Stored entries:
----

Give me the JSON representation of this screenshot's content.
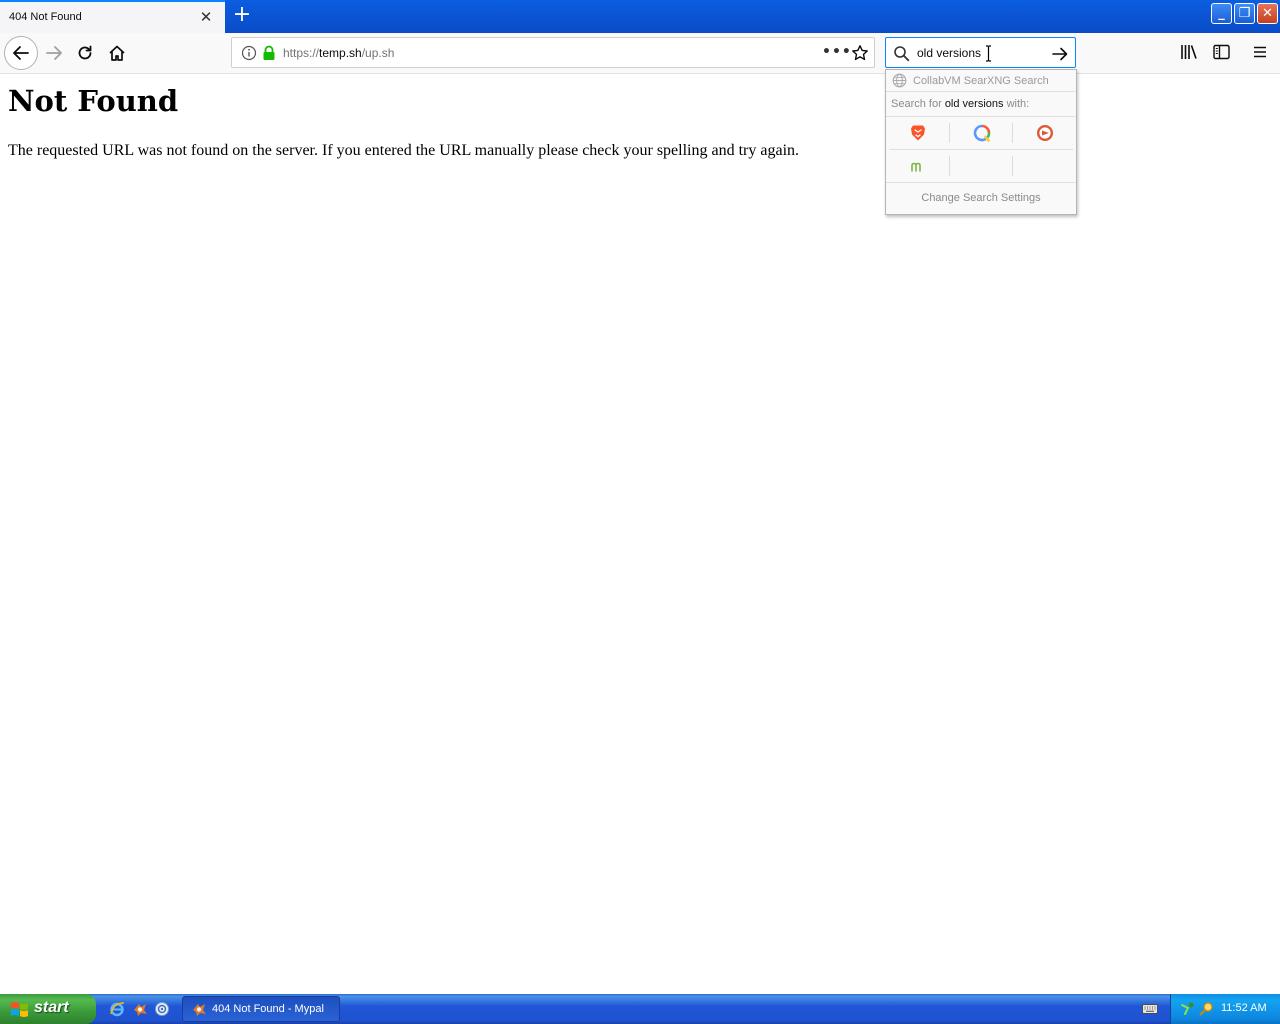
{
  "browser": {
    "tab_title": "404 Not Found",
    "tab_close": "✕",
    "new_tab": "+",
    "url_scheme": "https://",
    "url_host": "temp.sh",
    "url_path": "/up.sh",
    "url_more": "•••",
    "search_query": "old versions"
  },
  "window_controls": {
    "minimize": "_",
    "maximize": "❐",
    "close": "✕"
  },
  "page": {
    "heading": "Not Found",
    "message": "The requested URL was not found on the server. If you entered the URL manually please check your spelling and try again."
  },
  "search_popup": {
    "engine_name": "CollabVM SearXNG Search",
    "search_for_prefix": "Search for ",
    "search_for_query": "old versions",
    "search_for_suffix": " with:",
    "engines": [
      "brave-icon",
      "qwant-icon",
      "duckduckgo-icon",
      "mojeek-icon"
    ],
    "settings_label": "Change Search Settings"
  },
  "taskbar": {
    "start_label": "start",
    "task_label": "404 Not Found - Mypal",
    "clock": "11:52 AM"
  },
  "colors": {
    "accent": "#0a84ff",
    "taskbar_blue": "#245edb",
    "start_green": "#3c9b3c",
    "tray_blue": "#0f8ee8"
  }
}
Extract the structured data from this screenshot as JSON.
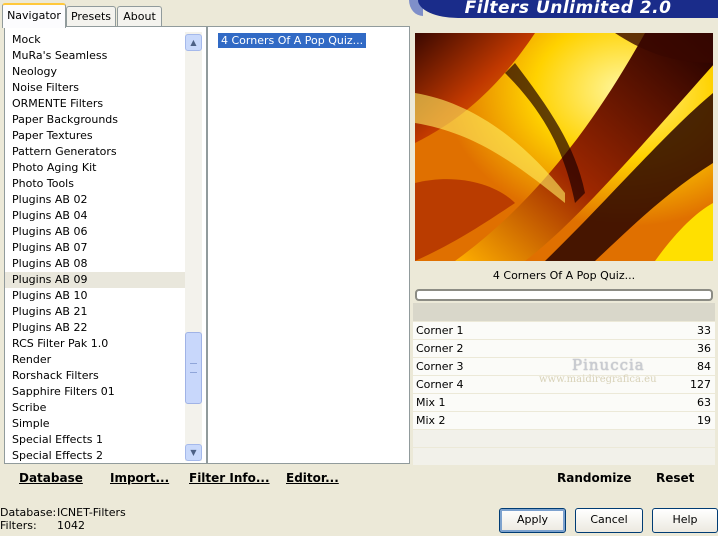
{
  "tabs": [
    "Navigator",
    "Presets",
    "About"
  ],
  "brand_title": "Filters Unlimited 2.0",
  "categories": [
    "Mock",
    "MuRa's Seamless",
    "Neology",
    "Noise Filters",
    "ORMENTE Filters",
    "Paper Backgrounds",
    "Paper Textures",
    "Pattern Generators",
    "Photo Aging Kit",
    "Photo Tools",
    "Plugins AB 02",
    "Plugins AB 04",
    "Plugins AB 06",
    "Plugins AB 07",
    "Plugins AB 08",
    "Plugins AB 09",
    "Plugins AB 10",
    "Plugins AB 21",
    "Plugins AB 22",
    "RCS Filter Pak 1.0",
    "Render",
    "Rorshack Filters",
    "Sapphire Filters 01",
    "Scribe",
    "Simple",
    "Special Effects 1",
    "Special Effects 2"
  ],
  "selected_category": "Plugins AB 09",
  "selected_filter": "4 Corners Of A Pop Quiz...",
  "preview_title": "4 Corners Of A Pop Quiz...",
  "params": [
    {
      "name": "Corner 1",
      "value": "33"
    },
    {
      "name": "Corner 2",
      "value": "36"
    },
    {
      "name": "Corner 3",
      "value": "84"
    },
    {
      "name": "Corner 4",
      "value": "127"
    },
    {
      "name": "Mix 1",
      "value": "63"
    },
    {
      "name": "Mix 2",
      "value": "19"
    }
  ],
  "watermark": {
    "line1": "Pinuccia",
    "line2": "www.maidiregrafica.eu"
  },
  "links": {
    "database": "Database",
    "import": "Import...",
    "filter_info": "Filter Info...",
    "editor": "Editor...",
    "randomize": "Randomize",
    "reset": "Reset"
  },
  "status": {
    "database_label": "Database:",
    "database_value": "ICNET-Filters",
    "filters_label": "Filters:",
    "filters_value": "1042"
  },
  "buttons": {
    "apply": "Apply",
    "cancel": "Cancel",
    "help": "Help"
  }
}
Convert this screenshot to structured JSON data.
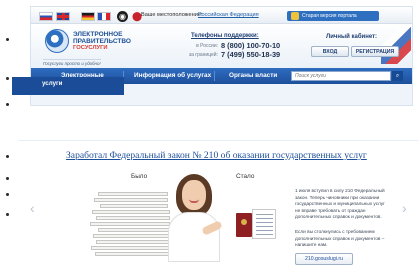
{
  "topbar": {
    "languages": [
      "RU",
      "EN",
      "DE",
      "FR"
    ],
    "location_label": "Ваше местоположение:",
    "location_value": "Российская Федерация",
    "old_portal_button": "Старая версия портала"
  },
  "header": {
    "logo_line1": "ЭЛЕКТРОННОЕ",
    "logo_line2": "ПРАВИТЕЛЬСТВО",
    "logo_line3": "ГОСУСЛУГИ",
    "tagline": "Госуслуги просто и удобно!",
    "support_title": "Телефоны поддержки:",
    "phone_ru_label": "в России:",
    "phone_ru": "8 (800) 100-70-10",
    "phone_abroad_label": "за границей:",
    "phone_abroad": "7 (499) 550-18-39",
    "cabinet_title": "Личный кабинет:",
    "login_button": "ВХОД",
    "register_button": "РЕГИСТРАЦИЯ"
  },
  "nav": {
    "items": [
      "Электронные",
      "Информация об услугах",
      "Органы власти"
    ],
    "dropdown_item": "услуги",
    "search_placeholder": "Поиск услуги"
  },
  "banner": {
    "title": "Заработал Федеральный закон № 210 об оказании государственных услуг",
    "before_label": "Было",
    "after_label": "Стало",
    "info_text": "1 июля вступил в силу 210 Федеральный закон. Теперь чиновники при оказании государственных и муниципальных услуг не вправе требовать от граждан дополнительных справок и документов.",
    "info_text2": "Если вы столкнулись с требованием дополнительных справок и документов – напишите нам.",
    "link_text": "210.gosuslugi.ru"
  },
  "colors": {
    "nav_blue": "#2e6dc0",
    "brand_dark_blue": "#1d4f95",
    "brand_red": "#d33b31"
  }
}
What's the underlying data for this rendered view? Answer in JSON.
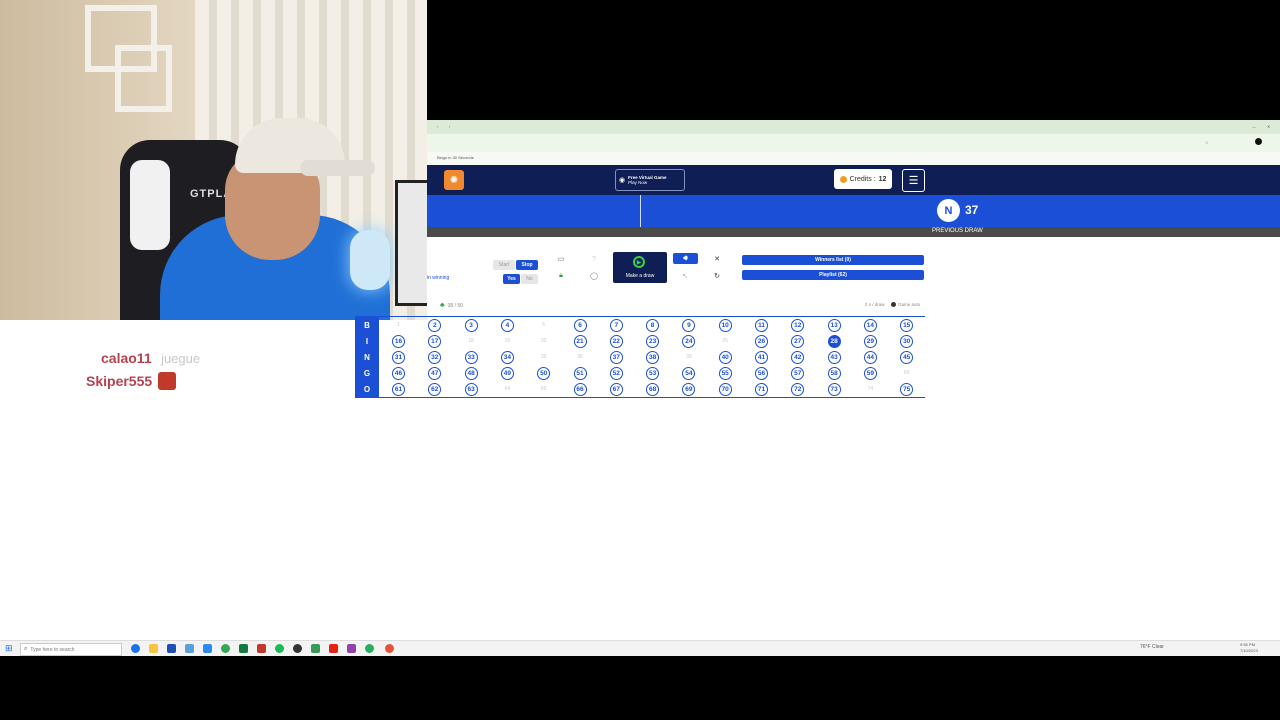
{
  "webcam": {
    "chair_brand": "GTPLAYER"
  },
  "chat": [
    {
      "user": "calao11",
      "message": "juegue"
    },
    {
      "user": "Skiper555",
      "message": ""
    }
  ],
  "browser": {
    "tab_title": "Bingo in 30 Seconds",
    "header": {
      "promo_title": "Free Virtual Game",
      "promo_sub": "Play Now",
      "credits_label": "Credits :",
      "credits_value": "12",
      "menu_icon": "hamburger-icon"
    },
    "draw": {
      "letter": "N",
      "number": "37",
      "previous_label": "PREVIOUS DRAW"
    },
    "controls": {
      "winning_label": "in winning",
      "start_label": "Start",
      "stop_label": "Stop",
      "yes_label": "Yes",
      "no_label": "No",
      "make_draw_label": "Make a draw",
      "winners_label": "Winners list (0)",
      "playlist_label": "Playlist (62)",
      "count_label": "38 / 50",
      "right_hint": "2 s / draw",
      "auto_label": "Game auto"
    },
    "board": {
      "rows": [
        "B",
        "I",
        "N",
        "G",
        "O"
      ],
      "numbers": [
        [
          1,
          2,
          3,
          4,
          5,
          6,
          7,
          8,
          9,
          10,
          11,
          12,
          13,
          14,
          15
        ],
        [
          16,
          17,
          18,
          19,
          20,
          21,
          22,
          23,
          24,
          25,
          26,
          27,
          28,
          29,
          30
        ],
        [
          31,
          32,
          33,
          34,
          35,
          36,
          37,
          38,
          39,
          40,
          41,
          42,
          43,
          44,
          45
        ],
        [
          46,
          47,
          48,
          49,
          50,
          51,
          52,
          53,
          54,
          55,
          56,
          57,
          58,
          59,
          60
        ],
        [
          61,
          62,
          63,
          64,
          65,
          66,
          67,
          68,
          69,
          70,
          71,
          72,
          73,
          74,
          75
        ]
      ],
      "uncalled": [
        1,
        5,
        18,
        19,
        20,
        25,
        35,
        36,
        39,
        60,
        64,
        65,
        74
      ],
      "current": 28
    }
  },
  "taskbar": {
    "search_placeholder": "Type here to search",
    "weather": "76°F Clear",
    "clock_time": "9:55 PM",
    "clock_date": "7/10/2023"
  },
  "colors": {
    "accent": "#1b4fd6",
    "header": "#0f1e55",
    "chat_name": "#b5424f"
  }
}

----

Requirement: Find the lines with the string "справок" and reproduce them.

Task answer:
    "info_text": "1 июля вступил в силу 210 Федеральный закон. Теперь чиновники при оказании государственных и муниципальных услуг не вправе требовать от граждан дополнительных справок и документов.",
    "info_text2": "Если вы столкнулись с требованием дополнительных справок и документов – напишите нам.",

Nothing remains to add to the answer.